Quote every line of the records below word for word, leaving out the pictures.

__PROVIDED RECORDS__
########################################
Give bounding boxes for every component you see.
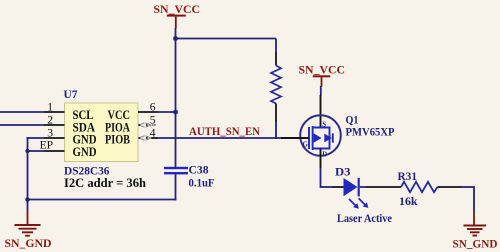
- component U7 body DS28C36: [65, 103, 139, 162]
- power port SN_GND (bottom right): [453, 210, 498, 250]
- power port SN_VCC (top): [154, 2, 201, 29]
- svg-text:0.1uF: 0.1uF: [189, 176, 215, 190]
- capacitor C38 plate 1: [164, 167, 188, 169]
- wire AUTH_SN_EN: [158, 137, 281, 139]
- wire: drain down: [320, 168, 322, 187]
- svg-text:SN_GND: SN_GND: [453, 236, 498, 250]
- pin 1 lead: [44, 111, 65, 113]
- capacitor C38 plate 2: [164, 172, 188, 174]
- pin 3 lead: [44, 137, 65, 139]
- junction (top rail split): [173, 36, 178, 41]
- power port SN_VCC (right): [299, 62, 346, 86]
- pin EP lead: [44, 150, 65, 152]
- svg-text:G: G: [303, 142, 309, 149]
- pin: resistor top lead: [275, 52, 277, 66]
- power port SN_GND (bottom left): [5, 200, 52, 251]
- wire: main vertical SN_VCC rail: [175, 28, 177, 167]
- wire: R31 to right ground: [462, 186, 474, 188]
- wire: LED to R31: [366, 186, 401, 188]
- wire to pin 1 (SCL): [0, 111, 44, 113]
- svg-text:SN_GND: SN_GND: [5, 236, 52, 250]
- svg-text:S: S: [322, 121, 326, 128]
- pin 4 lead (PIOB): [151, 137, 158, 139]
- pin 4 bidirectional glyph: [139, 136, 151, 140]
- wire: resistor branch vertical (lower): [275, 122, 277, 139]
- wire pin6 to VCC rail: [158, 111, 176, 113]
- pin 5 bidirectional glyph: [139, 123, 151, 127]
- svg-text:AUTH_SN_EN: AUTH_SN_EN: [189, 126, 261, 138]
- pin: Q1 drain lead: [320, 149, 322, 169]
- svg-text:PIOB: PIOB: [105, 133, 130, 147]
- junction (pin6 on VCC rail): [173, 110, 178, 115]
- junction (ground rail / bus): [25, 197, 30, 202]
- wire to pin 2 (SDA): [0, 124, 44, 126]
- svg-text:R31: R31: [398, 169, 418, 183]
- LED D3: [344, 178, 369, 209]
- pin 2 lead: [44, 124, 65, 126]
- svg-text:U7: U7: [64, 87, 78, 101]
- emission arrow 1: [349, 199, 356, 206]
- wire: top horizontal to resistor branch: [176, 38, 277, 40]
- wire: right ground drop: [473, 186, 475, 210]
- pin: resistor bottom lead: [275, 104, 277, 123]
- wire: SN_VCC to Q1 source: [320, 86, 322, 96]
- wire: left ground rail vertical: [27, 137, 29, 199]
- wire: capacitor bottom stem: [175, 174, 177, 200]
- svg-text:I2C addr = 36h: I2C addr = 36h: [64, 175, 147, 190]
- svg-text:EP: EP: [40, 140, 53, 152]
- svg-text:PMV65XP: PMV65XP: [346, 125, 395, 139]
- pin 5 lead (PIOA, unconnected): [152, 124, 156, 126]
- wire: resistor branch vertical (upper): [275, 39, 277, 53]
- transistor Q1 PMV65XP (P-MOSFET): [300, 115, 341, 158]
- pin: D3 cathode lead: [360, 186, 366, 188]
- emission arrow 2: [359, 198, 365, 205]
- wire: drain to LED: [320, 186, 332, 188]
- pin: R31 right lead: [438, 186, 463, 188]
- svg-text:C38: C38: [189, 163, 209, 177]
- svg-text:SN_VCC: SN_VCC: [154, 2, 201, 16]
- svg-text:Laser Active: Laser Active: [337, 211, 393, 225]
- resistor (pull-up, vertical): [271, 66, 281, 104]
- svg-text:SN_VCC: SN_VCC: [299, 62, 346, 76]
- wire EP to ground rail: [28, 150, 45, 152]
- pin: Q1 source lead: [320, 95, 322, 127]
- wire pin3 to ground rail: [27, 137, 44, 139]
- svg-text:D: D: [322, 152, 327, 159]
- wire: bottom ground bus: [27, 199, 177, 201]
- junction (EP joins ground rail): [25, 149, 29, 153]
- svg-text:16k: 16k: [399, 194, 418, 208]
- resistor R31: [401, 182, 438, 192]
- pin: Q1 gate lead: [281, 137, 309, 139]
- svg-text:GND: GND: [73, 145, 97, 159]
- pin 6 lead: [138, 111, 158, 113]
- svg-text:D3: D3: [335, 165, 351, 179]
- pin: D3 anode lead: [332, 186, 344, 188]
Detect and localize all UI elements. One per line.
########################################
__FINISHED ANSWER__
Give bounding boxes for every component you see.
- component U7 body DS28C36: [65, 103, 139, 162]
- power port SN_GND (bottom right): [453, 210, 498, 250]
- power port SN_VCC (top): [154, 2, 201, 29]
- svg-text:0.1uF: 0.1uF: [189, 176, 215, 190]
- capacitor C38 plate 1: [164, 167, 188, 169]
- wire AUTH_SN_EN: [158, 137, 281, 139]
- wire: drain down: [320, 168, 322, 187]
- svg-text:SN_GND: SN_GND: [453, 236, 498, 250]
- pin 1 lead: [44, 111, 65, 113]
- capacitor C38 plate 2: [164, 172, 188, 174]
- pin 3 lead: [44, 137, 65, 139]
- junction (top rail split): [173, 36, 178, 41]
- power port SN_VCC (right): [299, 62, 346, 86]
- pin EP lead: [44, 150, 65, 152]
- svg-text:G: G: [303, 142, 309, 149]
- pin: resistor top lead: [275, 52, 277, 66]
- power port SN_GND (bottom left): [5, 200, 52, 251]
- wire: main vertical SN_VCC rail: [175, 28, 177, 167]
- wire: R31 to right ground: [462, 186, 474, 188]
- wire: LED to R31: [366, 186, 401, 188]
- wire to pin 1 (SCL): [0, 111, 44, 113]
- svg-text:SN_GND: SN_GND: [5, 236, 52, 250]
- svg-text:S: S: [322, 121, 326, 128]
- pin 4 lead (PIOB): [151, 137, 158, 139]
- pin 4 bidirectional glyph: [139, 136, 151, 140]
- wire: resistor branch vertical (lower): [275, 122, 277, 139]
- wire pin6 to VCC rail: [158, 111, 176, 113]
- pin 5 bidirectional glyph: [139, 123, 151, 127]
- svg-text:AUTH_SN_EN: AUTH_SN_EN: [189, 126, 261, 138]
- pin: Q1 drain lead: [320, 149, 322, 169]
- svg-text:PIOB: PIOB: [105, 133, 130, 147]
- junction (pin6 on VCC rail): [173, 110, 178, 115]
- junction (ground rail / bus): [25, 197, 30, 202]
- wire to pin 2 (SDA): [0, 124, 44, 126]
- svg-text:R31: R31: [398, 169, 418, 183]
- LED D3: [344, 178, 369, 209]
- pin 2 lead: [44, 124, 65, 126]
- svg-text:U7: U7: [64, 87, 78, 101]
- emission arrow 1: [349, 199, 356, 206]
- wire: top horizontal to resistor branch: [176, 38, 277, 40]
- wire: right ground drop: [473, 186, 475, 210]
- pin: resistor bottom lead: [275, 104, 277, 123]
- wire: SN_VCC to Q1 source: [320, 86, 322, 96]
- wire: left ground rail vertical: [27, 137, 29, 199]
- wire: capacitor bottom stem: [175, 174, 177, 200]
- svg-text:I2C addr = 36h: I2C addr = 36h: [64, 175, 147, 190]
- svg-text:EP: EP: [40, 140, 53, 152]
- svg-text:PMV65XP: PMV65XP: [346, 125, 395, 139]
- pin 5 lead (PIOA, unconnected): [152, 124, 156, 126]
- wire: resistor branch vertical (upper): [275, 39, 277, 53]
- transistor Q1 PMV65XP (P-MOSFET): [300, 115, 341, 158]
- pin: D3 cathode lead: [360, 186, 366, 188]
- emission arrow 2: [359, 198, 365, 205]
- wire: drain to LED: [320, 186, 332, 188]
- pin: R31 right lead: [438, 186, 463, 188]
- svg-text:C38: C38: [189, 163, 209, 177]
- svg-text:SN_VCC: SN_VCC: [154, 2, 201, 16]
- svg-text:Laser Active: Laser Active: [337, 211, 393, 225]
- resistor (pull-up, vertical): [271, 66, 281, 104]
- svg-text:SN_VCC: SN_VCC: [299, 62, 346, 76]
- wire EP to ground rail: [28, 150, 45, 152]
- pin: Q1 source lead: [320, 95, 322, 127]
- wire pin3 to ground rail: [27, 137, 44, 139]
- svg-text:D: D: [322, 152, 327, 159]
- wire: bottom ground bus: [27, 199, 177, 201]
- junction (EP joins ground rail): [25, 149, 29, 153]
- svg-text:16k: 16k: [399, 194, 418, 208]
- resistor R31: [401, 182, 438, 192]
- pin: Q1 gate lead: [281, 137, 309, 139]
- svg-text:GND: GND: [73, 145, 97, 159]
- pin 6 lead: [138, 111, 158, 113]
- svg-text:D3: D3: [335, 165, 351, 179]
- pin: D3 anode lead: [332, 186, 344, 188]
Detect and localize all UI elements. One per line.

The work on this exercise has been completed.